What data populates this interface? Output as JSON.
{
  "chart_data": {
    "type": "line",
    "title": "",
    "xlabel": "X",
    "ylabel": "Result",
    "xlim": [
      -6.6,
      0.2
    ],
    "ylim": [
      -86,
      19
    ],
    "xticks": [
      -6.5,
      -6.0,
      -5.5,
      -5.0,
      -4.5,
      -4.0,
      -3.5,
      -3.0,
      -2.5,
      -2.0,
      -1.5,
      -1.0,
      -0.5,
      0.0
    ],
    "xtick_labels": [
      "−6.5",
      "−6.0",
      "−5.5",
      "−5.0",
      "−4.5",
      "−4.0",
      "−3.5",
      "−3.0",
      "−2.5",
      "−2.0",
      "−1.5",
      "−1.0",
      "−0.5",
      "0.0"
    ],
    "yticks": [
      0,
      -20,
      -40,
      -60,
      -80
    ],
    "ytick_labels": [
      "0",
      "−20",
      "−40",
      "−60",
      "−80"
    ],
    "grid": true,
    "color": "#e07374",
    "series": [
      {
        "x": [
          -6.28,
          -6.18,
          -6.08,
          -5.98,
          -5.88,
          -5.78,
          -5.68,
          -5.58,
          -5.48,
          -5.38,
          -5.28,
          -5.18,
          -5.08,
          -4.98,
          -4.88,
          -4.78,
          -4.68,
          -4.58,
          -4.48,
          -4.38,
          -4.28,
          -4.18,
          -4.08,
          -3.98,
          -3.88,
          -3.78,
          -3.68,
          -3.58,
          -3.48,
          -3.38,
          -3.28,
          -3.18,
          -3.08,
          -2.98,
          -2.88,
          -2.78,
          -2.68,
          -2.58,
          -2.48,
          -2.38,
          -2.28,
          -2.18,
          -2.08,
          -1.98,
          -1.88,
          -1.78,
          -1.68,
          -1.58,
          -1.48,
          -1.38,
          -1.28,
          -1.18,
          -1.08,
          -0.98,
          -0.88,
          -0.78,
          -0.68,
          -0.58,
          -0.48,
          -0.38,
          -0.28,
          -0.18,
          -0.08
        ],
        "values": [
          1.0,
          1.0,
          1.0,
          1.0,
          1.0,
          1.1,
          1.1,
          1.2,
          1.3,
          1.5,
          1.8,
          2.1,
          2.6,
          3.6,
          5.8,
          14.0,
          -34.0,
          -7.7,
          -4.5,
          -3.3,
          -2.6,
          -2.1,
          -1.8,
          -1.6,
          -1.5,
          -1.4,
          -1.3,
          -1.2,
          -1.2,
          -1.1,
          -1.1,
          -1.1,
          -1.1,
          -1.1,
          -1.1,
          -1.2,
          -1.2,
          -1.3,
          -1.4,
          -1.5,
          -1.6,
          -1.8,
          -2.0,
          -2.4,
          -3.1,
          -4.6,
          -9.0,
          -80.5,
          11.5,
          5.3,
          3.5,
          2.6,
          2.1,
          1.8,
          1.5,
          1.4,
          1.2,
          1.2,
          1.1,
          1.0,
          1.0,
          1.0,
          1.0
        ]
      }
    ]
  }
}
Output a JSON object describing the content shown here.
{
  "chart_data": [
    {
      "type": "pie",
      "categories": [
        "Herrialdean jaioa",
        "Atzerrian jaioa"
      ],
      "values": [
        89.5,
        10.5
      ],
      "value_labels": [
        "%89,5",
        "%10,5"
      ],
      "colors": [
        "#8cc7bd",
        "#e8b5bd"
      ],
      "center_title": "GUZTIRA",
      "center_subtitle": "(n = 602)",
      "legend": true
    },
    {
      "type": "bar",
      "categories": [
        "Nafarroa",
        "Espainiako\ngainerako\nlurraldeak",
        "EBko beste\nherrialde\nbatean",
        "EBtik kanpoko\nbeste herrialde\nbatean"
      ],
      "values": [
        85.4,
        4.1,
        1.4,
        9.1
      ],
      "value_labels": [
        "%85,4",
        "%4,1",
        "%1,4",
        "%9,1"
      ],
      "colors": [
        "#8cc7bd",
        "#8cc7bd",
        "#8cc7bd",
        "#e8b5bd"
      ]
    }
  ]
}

· · ·

EXERCISE DETAILS:
Repeat the entries shown above, every one, word for word.

THE OUTPUT:
What data populates this interface? Output as JSON.
{
  "chart_data": {
    "type": "line",
    "title": "",
    "xlabel": "X",
    "ylabel": "Result",
    "xlim": [
      -6.6,
      0.2
    ],
    "ylim": [
      -86,
      19
    ],
    "xticks": [
      -6.5,
      -6.0,
      -5.5,
      -5.0,
      -4.5,
      -4.0,
      -3.5,
      -3.0,
      -2.5,
      -2.0,
      -1.5,
      -1.0,
      -0.5,
      0.0
    ],
    "xtick_labels": [
      "−6.5",
      "−6.0",
      "−5.5",
      "−5.0",
      "−4.5",
      "−4.0",
      "−3.5",
      "−3.0",
      "−2.5",
      "−2.0",
      "−1.5",
      "−1.0",
      "−0.5",
      "0.0"
    ],
    "yticks": [
      0,
      -20,
      -40,
      -60,
      -80
    ],
    "ytick_labels": [
      "0",
      "−20",
      "−40",
      "−60",
      "−80"
    ],
    "grid": true,
    "color": "#e07374",
    "series": [
      {
        "x": [
          -6.28,
          -6.18,
          -6.08,
          -5.98,
          -5.88,
          -5.78,
          -5.68,
          -5.58,
          -5.48,
          -5.38,
          -5.28,
          -5.18,
          -5.08,
          -4.98,
          -4.88,
          -4.78,
          -4.68,
          -4.58,
          -4.48,
          -4.38,
          -4.28,
          -4.18,
          -4.08,
          -3.98,
          -3.88,
          -3.78,
          -3.68,
          -3.58,
          -3.48,
          -3.38,
          -3.28,
          -3.18,
          -3.08,
          -2.98,
          -2.88,
          -2.78,
          -2.68,
          -2.58,
          -2.48,
          -2.38,
          -2.28,
          -2.18,
          -2.08,
          -1.98,
          -1.88,
          -1.78,
          -1.68,
          -1.58,
          -1.48,
          -1.38,
          -1.28,
          -1.18,
          -1.08,
          -0.98,
          -0.88,
          -0.78,
          -0.68,
          -0.58,
          -0.48,
          -0.38,
          -0.28,
          -0.18,
          -0.08
        ],
        "values": [
          1.0,
          1.0,
          1.0,
          1.0,
          1.0,
          1.1,
          1.1,
          1.2,
          1.3,
          1.5,
          1.8,
          2.1,
          2.6,
          3.6,
          5.8,
          14.0,
          -34.0,
          -7.7,
          -4.5,
          -3.3,
          -2.6,
          -2.1,
          -1.8,
          -1.6,
          -1.5,
          -1.4,
          -1.3,
          -1.2,
          -1.2,
          -1.1,
          -1.1,
          -1.1,
          -1.1,
          -1.1,
          -1.1,
          -1.2,
          -1.2,
          -1.3,
          -1.4,
          -1.5,
          -1.6,
          -1.8,
          -2.0,
          -2.4,
          -3.1,
          -4.6,
          -9.0,
          -80.5,
          11.5,
          5.3,
          3.5,
          2.6,
          2.1,
          1.8,
          1.5,
          1.4,
          1.2,
          1.2,
          1.1,
          1.0,
          1.0,
          1.0,
          1.0
        ]
      }
    ]
  }
}
Output a JSON object describing the content shown here.
{
  "chart_data": [
    {
      "type": "pie",
      "categories": [
        "Herrialdean jaioa",
        "Atzerrian jaioa"
      ],
      "values": [
        89.5,
        10.5
      ],
      "value_labels": [
        "%89,5",
        "%10,5"
      ],
      "colors": [
        "#8cc7bd",
        "#e8b5bd"
      ],
      "center_title": "GUZTIRA",
      "center_subtitle": "(n = 602)",
      "legend": true
    },
    {
      "type": "bar",
      "categories": [
        "Nafarroa",
        "Espainiako\ngainerako\nlurraldeak",
        "EBko beste\nherrialde\nbatean",
        "EBtik kanpoko\nbeste herrialde\nbatean"
      ],
      "values": [
        85.4,
        4.1,
        1.4,
        9.1
      ],
      "value_labels": [
        "%85,4",
        "%4,1",
        "%1,4",
        "%9,1"
      ],
      "colors": [
        "#8cc7bd",
        "#8cc7bd",
        "#8cc7bd",
        "#e8b5bd"
      ]
    }
  ]
}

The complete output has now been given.